EXERCISE BRIEF: Could you reproduce the listing's lines from the one containing "legend-box <box>53 27 363 51</box>" through the one containing "legend: Long VNINDEX", inclusive, with "Cum Return" renamed to "Cumulative Return" and everything else unchanged, and give only those lines?

-- begin RECORDED DATA --

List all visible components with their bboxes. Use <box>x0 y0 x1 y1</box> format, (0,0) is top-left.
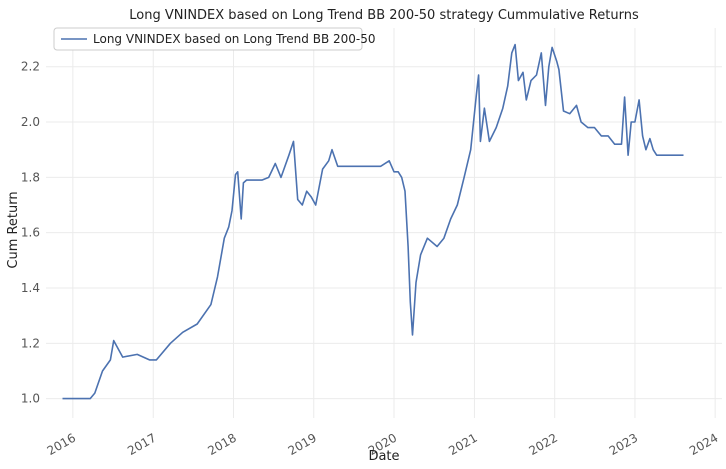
legend-box <box>53 27 363 51</box>
series-line <box>62 43 684 400</box>
legend-label: Long VNINDEX based on Long Trend BB 200-… <box>93 32 376 46</box>
x-tick-label: 2018 <box>205 431 238 458</box>
x-axis-title: Date <box>368 449 399 464</box>
y-tick-label: 1.4 <box>21 281 40 295</box>
x-tick-label: 2021 <box>446 431 479 458</box>
y-axis-title: Cum Return <box>6 191 21 268</box>
y-axis-ticks: 1.0 1.2 1.4 1.6 1.8 2.0 2.2 <box>21 60 40 406</box>
x-tick-label: 2019 <box>286 431 319 458</box>
x-tick-label: 2016 <box>45 431 78 458</box>
y-tick-label: 2.0 <box>21 115 40 129</box>
y-tick-label: 1.6 <box>21 226 40 240</box>
x-tick-label: 2017 <box>125 431 158 458</box>
x-tick-label: 2024 <box>687 431 720 458</box>
y-tick-label: 1.8 <box>21 170 40 184</box>
x-tick-label: 2023 <box>607 431 640 458</box>
legend: Long VNINDEX based on Long Trend BB 200-… <box>53 27 376 51</box>
y-tick-label: 1.2 <box>21 336 40 350</box>
y-tick-label: 1.0 <box>21 392 40 406</box>
x-tick-label: 2022 <box>527 431 560 458</box>
grid-lines <box>46 28 722 418</box>
chart-title: Long VNINDEX based on Long Trend BB 200-… <box>129 8 639 23</box>
y-tick-label: 2.2 <box>21 60 40 74</box>
plot-area <box>62 43 684 400</box>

-- end RECORDED DATA --

SOLUTION FOR THIS EXERCISE:
legend-box <box>53 27 363 51</box>
series-line <box>62 43 684 400</box>
legend-label: Long VNINDEX based on Long Trend BB 200-… <box>93 32 376 46</box>
x-tick-label: 2018 <box>205 431 238 458</box>
x-axis-title: Date <box>368 449 399 464</box>
y-tick-label: 1.4 <box>21 281 40 295</box>
x-tick-label: 2021 <box>446 431 479 458</box>
y-axis-title: Cumulative Return <box>6 191 21 268</box>
y-axis-ticks: 1.0 1.2 1.4 1.6 1.8 2.0 2.2 <box>21 60 40 406</box>
x-tick-label: 2019 <box>286 431 319 458</box>
x-tick-label: 2016 <box>45 431 78 458</box>
y-tick-label: 2.0 <box>21 115 40 129</box>
y-tick-label: 1.6 <box>21 226 40 240</box>
x-tick-label: 2017 <box>125 431 158 458</box>
x-tick-label: 2024 <box>687 431 720 458</box>
y-tick-label: 1.8 <box>21 170 40 184</box>
x-tick-label: 2023 <box>607 431 640 458</box>
legend: Long VNINDEX based on Long Trend BB 200-… <box>53 27 376 51</box>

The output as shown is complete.